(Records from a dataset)
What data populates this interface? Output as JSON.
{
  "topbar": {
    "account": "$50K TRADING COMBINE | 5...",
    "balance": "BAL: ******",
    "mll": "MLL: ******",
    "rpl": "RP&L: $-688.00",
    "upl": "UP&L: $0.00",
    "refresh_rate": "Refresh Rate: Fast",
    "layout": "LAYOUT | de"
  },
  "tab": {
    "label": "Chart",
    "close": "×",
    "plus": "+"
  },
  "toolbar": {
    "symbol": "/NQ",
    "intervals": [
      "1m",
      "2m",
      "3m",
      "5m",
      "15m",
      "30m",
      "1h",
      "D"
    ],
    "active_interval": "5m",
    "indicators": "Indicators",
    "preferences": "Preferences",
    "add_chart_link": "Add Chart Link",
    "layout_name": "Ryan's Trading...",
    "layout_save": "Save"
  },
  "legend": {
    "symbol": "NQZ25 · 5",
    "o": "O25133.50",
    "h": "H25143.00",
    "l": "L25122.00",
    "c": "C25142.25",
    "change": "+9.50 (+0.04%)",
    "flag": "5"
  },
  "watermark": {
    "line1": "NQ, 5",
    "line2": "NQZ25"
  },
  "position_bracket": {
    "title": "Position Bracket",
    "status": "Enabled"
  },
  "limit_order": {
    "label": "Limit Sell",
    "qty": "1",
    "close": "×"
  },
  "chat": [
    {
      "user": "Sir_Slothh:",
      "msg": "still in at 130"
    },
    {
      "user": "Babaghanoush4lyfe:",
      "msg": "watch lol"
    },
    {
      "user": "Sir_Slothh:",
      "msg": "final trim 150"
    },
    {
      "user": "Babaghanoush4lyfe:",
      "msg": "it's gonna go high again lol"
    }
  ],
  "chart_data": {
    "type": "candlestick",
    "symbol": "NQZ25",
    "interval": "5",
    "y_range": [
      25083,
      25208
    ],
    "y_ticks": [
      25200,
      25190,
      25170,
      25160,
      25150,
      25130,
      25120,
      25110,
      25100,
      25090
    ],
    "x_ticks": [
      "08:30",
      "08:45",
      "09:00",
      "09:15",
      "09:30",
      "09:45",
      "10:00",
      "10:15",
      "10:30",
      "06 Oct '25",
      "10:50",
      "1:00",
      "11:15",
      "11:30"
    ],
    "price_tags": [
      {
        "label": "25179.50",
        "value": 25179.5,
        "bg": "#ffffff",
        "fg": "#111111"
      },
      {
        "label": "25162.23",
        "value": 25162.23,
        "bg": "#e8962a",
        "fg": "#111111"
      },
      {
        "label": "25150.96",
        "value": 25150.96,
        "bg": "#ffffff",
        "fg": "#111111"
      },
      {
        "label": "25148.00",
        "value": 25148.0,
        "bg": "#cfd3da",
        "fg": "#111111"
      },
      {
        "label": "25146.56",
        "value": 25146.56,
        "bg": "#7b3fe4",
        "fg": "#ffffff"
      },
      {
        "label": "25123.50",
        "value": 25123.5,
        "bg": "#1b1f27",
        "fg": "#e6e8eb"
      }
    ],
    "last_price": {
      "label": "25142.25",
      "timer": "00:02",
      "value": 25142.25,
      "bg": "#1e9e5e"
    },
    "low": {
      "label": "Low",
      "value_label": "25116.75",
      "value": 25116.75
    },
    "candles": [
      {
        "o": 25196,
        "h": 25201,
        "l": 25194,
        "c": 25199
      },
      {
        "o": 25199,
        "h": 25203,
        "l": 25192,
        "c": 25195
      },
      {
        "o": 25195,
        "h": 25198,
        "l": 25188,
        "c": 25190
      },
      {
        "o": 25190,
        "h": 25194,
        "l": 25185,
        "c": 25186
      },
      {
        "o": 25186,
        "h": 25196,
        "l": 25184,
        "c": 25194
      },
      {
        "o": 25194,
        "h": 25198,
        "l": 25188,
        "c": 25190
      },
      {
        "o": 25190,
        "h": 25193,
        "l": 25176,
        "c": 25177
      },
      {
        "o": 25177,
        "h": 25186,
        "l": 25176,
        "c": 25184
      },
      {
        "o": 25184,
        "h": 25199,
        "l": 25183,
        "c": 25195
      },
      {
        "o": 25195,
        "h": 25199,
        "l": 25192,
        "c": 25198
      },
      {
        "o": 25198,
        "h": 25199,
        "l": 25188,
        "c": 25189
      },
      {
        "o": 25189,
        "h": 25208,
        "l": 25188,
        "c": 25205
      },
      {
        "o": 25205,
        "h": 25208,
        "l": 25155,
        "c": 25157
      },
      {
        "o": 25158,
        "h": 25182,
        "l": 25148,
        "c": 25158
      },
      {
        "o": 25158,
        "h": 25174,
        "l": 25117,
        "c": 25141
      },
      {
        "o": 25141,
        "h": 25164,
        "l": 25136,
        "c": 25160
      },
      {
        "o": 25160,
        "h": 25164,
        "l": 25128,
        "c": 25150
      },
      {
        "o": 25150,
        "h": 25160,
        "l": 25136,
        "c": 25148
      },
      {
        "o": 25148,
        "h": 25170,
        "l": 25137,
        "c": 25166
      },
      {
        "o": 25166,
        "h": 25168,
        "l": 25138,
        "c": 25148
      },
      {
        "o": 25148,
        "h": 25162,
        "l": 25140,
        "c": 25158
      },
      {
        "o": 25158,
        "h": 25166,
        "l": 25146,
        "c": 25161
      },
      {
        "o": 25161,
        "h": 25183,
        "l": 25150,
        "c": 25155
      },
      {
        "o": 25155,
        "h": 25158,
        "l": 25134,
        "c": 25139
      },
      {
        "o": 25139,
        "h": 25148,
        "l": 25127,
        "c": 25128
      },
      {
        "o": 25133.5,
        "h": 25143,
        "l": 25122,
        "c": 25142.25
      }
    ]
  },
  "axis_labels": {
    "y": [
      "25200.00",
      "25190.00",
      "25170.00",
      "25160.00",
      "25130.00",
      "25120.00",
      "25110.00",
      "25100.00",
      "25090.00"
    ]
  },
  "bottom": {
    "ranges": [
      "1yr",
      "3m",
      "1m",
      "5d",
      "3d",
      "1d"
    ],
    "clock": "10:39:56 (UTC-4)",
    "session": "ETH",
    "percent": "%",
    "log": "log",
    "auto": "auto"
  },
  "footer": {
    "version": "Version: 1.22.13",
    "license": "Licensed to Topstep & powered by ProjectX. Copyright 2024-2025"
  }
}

### STATED PROBLEM
Reproduce the records in full, exactly as written.

### ANSWER TO THIS PROBLEM
What data populates this interface? Output as JSON.
{
  "topbar": {
    "account": "$50K TRADING COMBINE | 5...",
    "balance": "BAL: ******",
    "mll": "MLL: ******",
    "rpl": "RP&L: $-688.00",
    "upl": "UP&L: $0.00",
    "refresh_rate": "Refresh Rate: Fast",
    "layout": "LAYOUT | de"
  },
  "tab": {
    "label": "Chart",
    "close": "×",
    "plus": "+"
  },
  "toolbar": {
    "symbol": "/NQ",
    "intervals": [
      "1m",
      "2m",
      "3m",
      "5m",
      "15m",
      "30m",
      "1h",
      "D"
    ],
    "active_interval": "5m",
    "indicators": "Indicators",
    "preferences": "Preferences",
    "add_chart_link": "Add Chart Link",
    "layout_name": "Ryan's Trading...",
    "layout_save": "Save"
  },
  "legend": {
    "symbol": "NQZ25 · 5",
    "o": "O25133.50",
    "h": "H25143.00",
    "l": "L25122.00",
    "c": "C25142.25",
    "change": "+9.50 (+0.04%)",
    "flag": "5"
  },
  "watermark": {
    "line1": "NQ, 5",
    "line2": "NQZ25"
  },
  "position_bracket": {
    "title": "Position Bracket",
    "status": "Enabled"
  },
  "limit_order": {
    "label": "Limit Sell",
    "qty": "1",
    "close": "×"
  },
  "chat": [
    {
      "user": "Sir_Slothh:",
      "msg": "still in at 130"
    },
    {
      "user": "Babaghanoush4lyfe:",
      "msg": "watch lol"
    },
    {
      "user": "Sir_Slothh:",
      "msg": "final trim 150"
    },
    {
      "user": "Babaghanoush4lyfe:",
      "msg": "it's gonna go high again lol"
    }
  ],
  "chart_data": {
    "type": "candlestick",
    "symbol": "NQZ25",
    "interval": "5",
    "y_range": [
      25083,
      25208
    ],
    "y_ticks": [
      25200,
      25190,
      25170,
      25160,
      25150,
      25130,
      25120,
      25110,
      25100,
      25090
    ],
    "x_ticks": [
      "08:30",
      "08:45",
      "09:00",
      "09:15",
      "09:30",
      "09:45",
      "10:00",
      "10:15",
      "10:30",
      "06 Oct '25",
      "10:50",
      "1:00",
      "11:15",
      "11:30"
    ],
    "price_tags": [
      {
        "label": "25179.50",
        "value": 25179.5,
        "bg": "#ffffff",
        "fg": "#111111"
      },
      {
        "label": "25162.23",
        "value": 25162.23,
        "bg": "#e8962a",
        "fg": "#111111"
      },
      {
        "label": "25150.96",
        "value": 25150.96,
        "bg": "#ffffff",
        "fg": "#111111"
      },
      {
        "label": "25148.00",
        "value": 25148.0,
        "bg": "#cfd3da",
        "fg": "#111111"
      },
      {
        "label": "25146.56",
        "value": 25146.56,
        "bg": "#7b3fe4",
        "fg": "#ffffff"
      },
      {
        "label": "25123.50",
        "value": 25123.5,
        "bg": "#1b1f27",
        "fg": "#e6e8eb"
      }
    ],
    "last_price": {
      "label": "25142.25",
      "timer": "00:02",
      "value": 25142.25,
      "bg": "#1e9e5e"
    },
    "low": {
      "label": "Low",
      "value_label": "25116.75",
      "value": 25116.75
    },
    "candles": [
      {
        "o": 25196,
        "h": 25201,
        "l": 25194,
        "c": 25199
      },
      {
        "o": 25199,
        "h": 25203,
        "l": 25192,
        "c": 25195
      },
      {
        "o": 25195,
        "h": 25198,
        "l": 25188,
        "c": 25190
      },
      {
        "o": 25190,
        "h": 25194,
        "l": 25185,
        "c": 25186
      },
      {
        "o": 25186,
        "h": 25196,
        "l": 25184,
        "c": 25194
      },
      {
        "o": 25194,
        "h": 25198,
        "l": 25188,
        "c": 25190
      },
      {
        "o": 25190,
        "h": 25193,
        "l": 25176,
        "c": 25177
      },
      {
        "o": 25177,
        "h": 25186,
        "l": 25176,
        "c": 25184
      },
      {
        "o": 25184,
        "h": 25199,
        "l": 25183,
        "c": 25195
      },
      {
        "o": 25195,
        "h": 25199,
        "l": 25192,
        "c": 25198
      },
      {
        "o": 25198,
        "h": 25199,
        "l": 25188,
        "c": 25189
      },
      {
        "o": 25189,
        "h": 25208,
        "l": 25188,
        "c": 25205
      },
      {
        "o": 25205,
        "h": 25208,
        "l": 25155,
        "c": 25157
      },
      {
        "o": 25158,
        "h": 25182,
        "l": 25148,
        "c": 25158
      },
      {
        "o": 25158,
        "h": 25174,
        "l": 25117,
        "c": 25141
      },
      {
        "o": 25141,
        "h": 25164,
        "l": 25136,
        "c": 25160
      },
      {
        "o": 25160,
        "h": 25164,
        "l": 25128,
        "c": 25150
      },
      {
        "o": 25150,
        "h": 25160,
        "l": 25136,
        "c": 25148
      },
      {
        "o": 25148,
        "h": 25170,
        "l": 25137,
        "c": 25166
      },
      {
        "o": 25166,
        "h": 25168,
        "l": 25138,
        "c": 25148
      },
      {
        "o": 25148,
        "h": 25162,
        "l": 25140,
        "c": 25158
      },
      {
        "o": 25158,
        "h": 25166,
        "l": 25146,
        "c": 25161
      },
      {
        "o": 25161,
        "h": 25183,
        "l": 25150,
        "c": 25155
      },
      {
        "o": 25155,
        "h": 25158,
        "l": 25134,
        "c": 25139
      },
      {
        "o": 25139,
        "h": 25148,
        "l": 25127,
        "c": 25128
      },
      {
        "o": 25133.5,
        "h": 25143,
        "l": 25122,
        "c": 25142.25
      }
    ]
  },
  "axis_labels": {
    "y": [
      "25200.00",
      "25190.00",
      "25170.00",
      "25160.00",
      "25130.00",
      "25120.00",
      "25110.00",
      "25100.00",
      "25090.00"
    ]
  },
  "bottom": {
    "ranges": [
      "1yr",
      "3m",
      "1m",
      "5d",
      "3d",
      "1d"
    ],
    "clock": "10:39:56 (UTC-4)",
    "session": "ETH",
    "percent": "%",
    "log": "log",
    "auto": "auto"
  },
  "footer": {
    "version": "Version: 1.22.13",
    "license": "Licensed to Topstep & powered by ProjectX. Copyright 2024-2025"
  }
}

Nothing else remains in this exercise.